● **AIM OF THE EXERCISE**:
All of the data that follows should be retyped exactly, please, except the pictures.

━━ RECORDED INFORMATION

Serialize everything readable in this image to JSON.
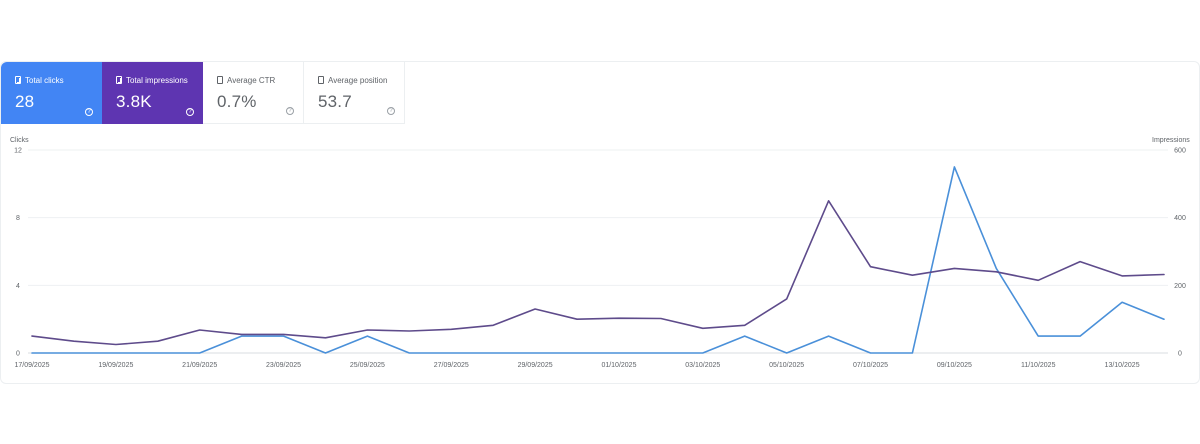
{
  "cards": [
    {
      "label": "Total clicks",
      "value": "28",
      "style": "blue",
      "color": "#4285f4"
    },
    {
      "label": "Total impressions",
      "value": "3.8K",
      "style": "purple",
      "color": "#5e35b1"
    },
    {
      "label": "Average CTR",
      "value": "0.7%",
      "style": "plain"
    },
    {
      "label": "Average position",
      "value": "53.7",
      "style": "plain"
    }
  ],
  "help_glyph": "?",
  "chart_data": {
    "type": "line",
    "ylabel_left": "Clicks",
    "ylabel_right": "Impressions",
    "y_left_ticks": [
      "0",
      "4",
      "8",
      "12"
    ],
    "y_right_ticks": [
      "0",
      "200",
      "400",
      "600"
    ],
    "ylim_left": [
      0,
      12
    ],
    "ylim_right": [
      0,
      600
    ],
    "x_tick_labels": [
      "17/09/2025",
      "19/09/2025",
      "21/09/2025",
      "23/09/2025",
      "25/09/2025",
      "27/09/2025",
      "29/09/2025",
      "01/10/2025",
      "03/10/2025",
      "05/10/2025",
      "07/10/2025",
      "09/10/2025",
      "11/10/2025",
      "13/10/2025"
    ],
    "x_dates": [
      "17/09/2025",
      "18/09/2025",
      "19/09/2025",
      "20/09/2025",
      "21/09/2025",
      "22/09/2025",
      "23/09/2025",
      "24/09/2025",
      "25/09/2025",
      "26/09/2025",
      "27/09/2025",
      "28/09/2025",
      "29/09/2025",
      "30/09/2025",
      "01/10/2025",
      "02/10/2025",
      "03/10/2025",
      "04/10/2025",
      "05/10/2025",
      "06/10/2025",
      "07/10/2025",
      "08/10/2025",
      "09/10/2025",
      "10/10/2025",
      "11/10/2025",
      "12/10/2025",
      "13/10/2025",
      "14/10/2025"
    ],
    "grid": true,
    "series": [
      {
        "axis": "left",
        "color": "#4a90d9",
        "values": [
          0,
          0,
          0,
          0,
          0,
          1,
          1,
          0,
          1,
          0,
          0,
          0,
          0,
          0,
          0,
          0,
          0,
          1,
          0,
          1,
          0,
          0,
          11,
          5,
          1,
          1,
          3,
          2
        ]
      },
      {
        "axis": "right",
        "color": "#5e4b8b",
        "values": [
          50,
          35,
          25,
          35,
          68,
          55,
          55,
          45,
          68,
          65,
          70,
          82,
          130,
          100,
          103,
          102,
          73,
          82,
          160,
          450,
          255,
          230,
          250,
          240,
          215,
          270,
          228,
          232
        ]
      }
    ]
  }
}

━━━━

● **RESPONSE TO THIS TASK**:
Serialize everything readable in this image to JSON.
{
  "cards": [
    {
      "label": "Total clicks",
      "value": "28",
      "style": "blue",
      "color": "#4285f4"
    },
    {
      "label": "Total impressions",
      "value": "3.8K",
      "style": "purple",
      "color": "#5e35b1"
    },
    {
      "label": "Average CTR",
      "value": "0.7%",
      "style": "plain"
    },
    {
      "label": "Average position",
      "value": "53.7",
      "style": "plain"
    }
  ],
  "help_glyph": "?",
  "chart_data": {
    "type": "line",
    "ylabel_left": "Clicks",
    "ylabel_right": "Impressions",
    "y_left_ticks": [
      "0",
      "4",
      "8",
      "12"
    ],
    "y_right_ticks": [
      "0",
      "200",
      "400",
      "600"
    ],
    "ylim_left": [
      0,
      12
    ],
    "ylim_right": [
      0,
      600
    ],
    "x_tick_labels": [
      "17/09/2025",
      "19/09/2025",
      "21/09/2025",
      "23/09/2025",
      "25/09/2025",
      "27/09/2025",
      "29/09/2025",
      "01/10/2025",
      "03/10/2025",
      "05/10/2025",
      "07/10/2025",
      "09/10/2025",
      "11/10/2025",
      "13/10/2025"
    ],
    "x_dates": [
      "17/09/2025",
      "18/09/2025",
      "19/09/2025",
      "20/09/2025",
      "21/09/2025",
      "22/09/2025",
      "23/09/2025",
      "24/09/2025",
      "25/09/2025",
      "26/09/2025",
      "27/09/2025",
      "28/09/2025",
      "29/09/2025",
      "30/09/2025",
      "01/10/2025",
      "02/10/2025",
      "03/10/2025",
      "04/10/2025",
      "05/10/2025",
      "06/10/2025",
      "07/10/2025",
      "08/10/2025",
      "09/10/2025",
      "10/10/2025",
      "11/10/2025",
      "12/10/2025",
      "13/10/2025",
      "14/10/2025"
    ],
    "grid": true,
    "series": [
      {
        "axis": "left",
        "color": "#4a90d9",
        "values": [
          0,
          0,
          0,
          0,
          0,
          1,
          1,
          0,
          1,
          0,
          0,
          0,
          0,
          0,
          0,
          0,
          0,
          1,
          0,
          1,
          0,
          0,
          11,
          5,
          1,
          1,
          3,
          2
        ]
      },
      {
        "axis": "right",
        "color": "#5e4b8b",
        "values": [
          50,
          35,
          25,
          35,
          68,
          55,
          55,
          45,
          68,
          65,
          70,
          82,
          130,
          100,
          103,
          102,
          73,
          82,
          160,
          450,
          255,
          230,
          250,
          240,
          215,
          270,
          228,
          232
        ]
      }
    ]
  }
}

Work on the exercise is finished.